| What you are asked to do |
Repeat the records in full and exactly, omitting pictures.
(begin)
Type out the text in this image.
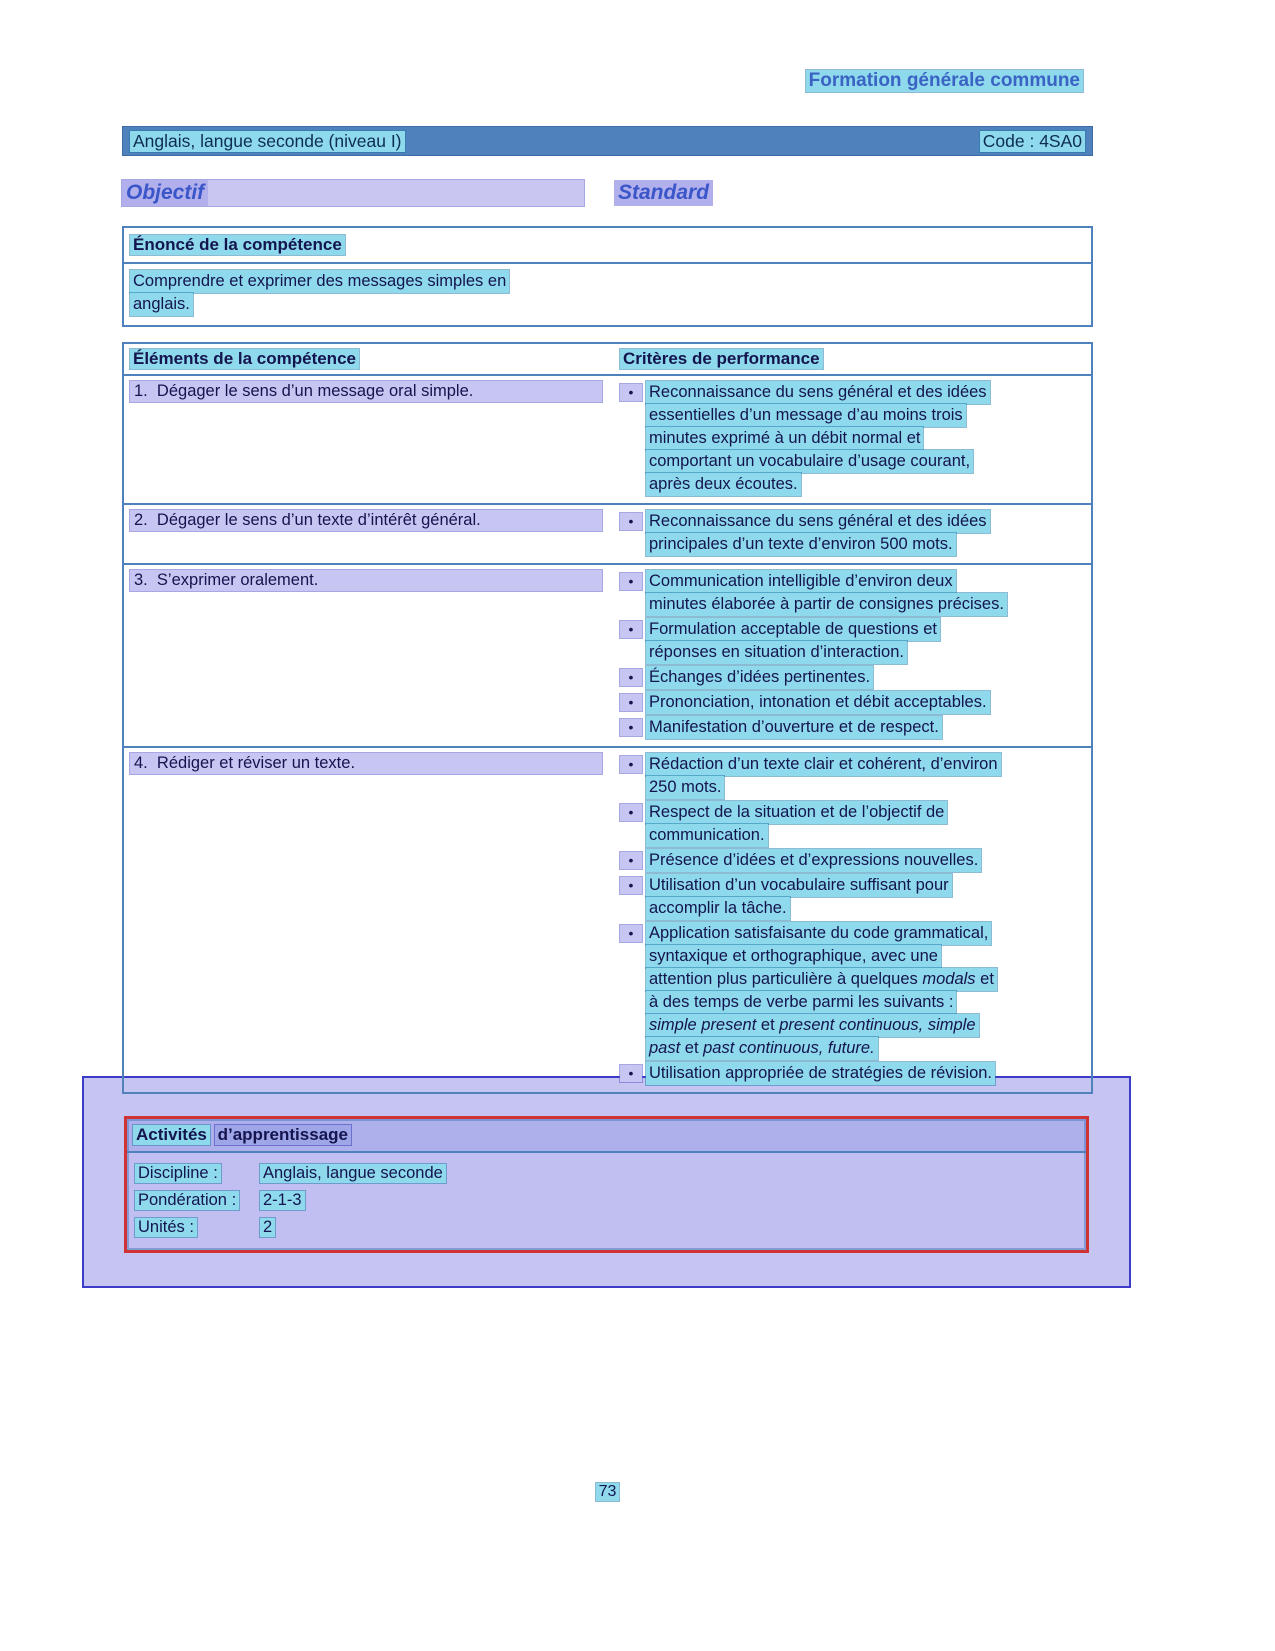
Formation générale commune
Anglais, langue seconde (niveau I)	Code : 4SA0
Objectif	Standard
Énoncé de la compétence
Comprendre et exprimer des messages simples en
anglais.
Éléments de la compétence	Critères de performance
1.  Dégager le sens d’un message oral simple.	• Reconnaissance du sens général et des idées
essentielles d’un message d’au moins trois
minutes exprimé à un débit normal et
comportant un vocabulaire d’usage courant,
après deux écoutes.
2.  Dégager le sens d’un texte d’intérêt général.	• Reconnaissance du sens général et des idées
principales d’un texte d’environ 500 mots.
3.  S’exprimer oralement.	• Communication intelligible d’environ deux
minutes élaborée à partir de consignes précises.
• Formulation acceptable de questions et
réponses en situation d’interaction.
• Échanges d’idées pertinentes.
• Prononciation, intonation et débit acceptables.
• Manifestation d’ouverture et de respect.
4.  Rédiger et réviser un texte.	• Rédaction d’un texte clair et cohérent, d’environ
250 mots.
• Respect de la situation et de l’objectif de
communication.
• Présence d’idées et d’expressions nouvelles.
• Utilisation d’un vocabulaire suffisant pour
accomplir la tâche.
• Application satisfaisante du code grammatical,
syntaxique et orthographique, avec une
attention plus particulière à quelques modals et
à des temps de verbe parmi les suivants :
simple present et present continuous, simple
past et past continuous, future.
• Utilisation appropriée de stratégies de révision.
Activités d’apprentissage
Discipline :	Anglais, langue seconde
Pondération :	2-1-3
Unités :	2
73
(end)
| Written answer |
Type out the text in this image.
Formation générale commune
Anglais, langue seconde (niveau I)	Code : 4SA0
Objectif	Standard
Énoncé de la compétence
Comprendre et exprimer des messages simples en
anglais.
Éléments de la compétence	Critères de performance
1.  Dégager le sens d’un message oral simple.	• Reconnaissance du sens général et des idées
essentielles d’un message d’au moins trois
minutes exprimé à un débit normal et
comportant un vocabulaire d’usage courant,
après deux écoutes.
2.  Dégager le sens d’un texte d’intérêt général.	• Reconnaissance du sens général et des idées
principales d’un texte d’environ 500 mots.
3.  S’exprimer oralement.	• Communication intelligible d’environ deux
minutes élaborée à partir de consignes précises.
• Formulation acceptable de questions et
réponses en situation d’interaction.
• Échanges d’idées pertinentes.
• Prononciation, intonation et débit acceptables.
• Manifestation d’ouverture et de respect.
4.  Rédiger et réviser un texte.	• Rédaction d’un texte clair et cohérent, d’environ
250 mots.
• Respect de la situation et de l’objectif de
communication.
• Présence d’idées et d’expressions nouvelles.
• Utilisation d’un vocabulaire suffisant pour
accomplir la tâche.
• Application satisfaisante du code grammatical,
syntaxique et orthographique, avec une
attention plus particulière à quelques modals et
à des temps de verbe parmi les suivants :
simple present et present continuous, simple
past et past continuous, future.
• Utilisation appropriée de stratégies de révision.
Activités d’apprentissage
Discipline :	Anglais, langue seconde
Pondération :	2-1-3
Unités :	2
73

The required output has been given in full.